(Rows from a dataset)
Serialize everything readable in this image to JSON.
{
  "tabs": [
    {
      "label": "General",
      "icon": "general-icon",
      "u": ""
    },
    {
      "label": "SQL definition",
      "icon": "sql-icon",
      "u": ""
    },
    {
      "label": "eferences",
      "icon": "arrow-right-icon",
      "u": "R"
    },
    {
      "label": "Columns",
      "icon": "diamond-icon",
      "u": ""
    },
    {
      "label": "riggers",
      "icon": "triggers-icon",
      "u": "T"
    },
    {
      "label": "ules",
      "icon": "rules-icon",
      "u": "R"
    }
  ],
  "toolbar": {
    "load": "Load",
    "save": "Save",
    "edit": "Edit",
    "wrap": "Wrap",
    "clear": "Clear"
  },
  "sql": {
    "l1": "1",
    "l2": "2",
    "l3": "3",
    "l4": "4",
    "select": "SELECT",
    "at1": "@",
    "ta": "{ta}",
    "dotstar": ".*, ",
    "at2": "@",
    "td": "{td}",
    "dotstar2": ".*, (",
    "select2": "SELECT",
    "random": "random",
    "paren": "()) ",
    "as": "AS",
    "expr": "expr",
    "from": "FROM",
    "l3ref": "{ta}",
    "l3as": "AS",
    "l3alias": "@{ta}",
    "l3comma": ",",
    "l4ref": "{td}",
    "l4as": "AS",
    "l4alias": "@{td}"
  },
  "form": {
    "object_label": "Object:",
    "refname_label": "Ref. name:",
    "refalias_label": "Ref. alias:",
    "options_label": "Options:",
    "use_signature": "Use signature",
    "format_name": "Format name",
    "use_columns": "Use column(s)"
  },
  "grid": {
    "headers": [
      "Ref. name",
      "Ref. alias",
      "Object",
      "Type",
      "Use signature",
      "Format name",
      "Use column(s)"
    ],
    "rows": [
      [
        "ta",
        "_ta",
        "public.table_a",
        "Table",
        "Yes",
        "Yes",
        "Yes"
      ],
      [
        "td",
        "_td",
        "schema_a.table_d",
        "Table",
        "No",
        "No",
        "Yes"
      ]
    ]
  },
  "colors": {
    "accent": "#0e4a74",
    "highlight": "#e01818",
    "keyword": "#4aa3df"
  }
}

PROBLEM STATEMENT: Of the lines in the material above, state how many contain the string "signature"; give no other text.

OUTPUT OF THE EXERCISE: 2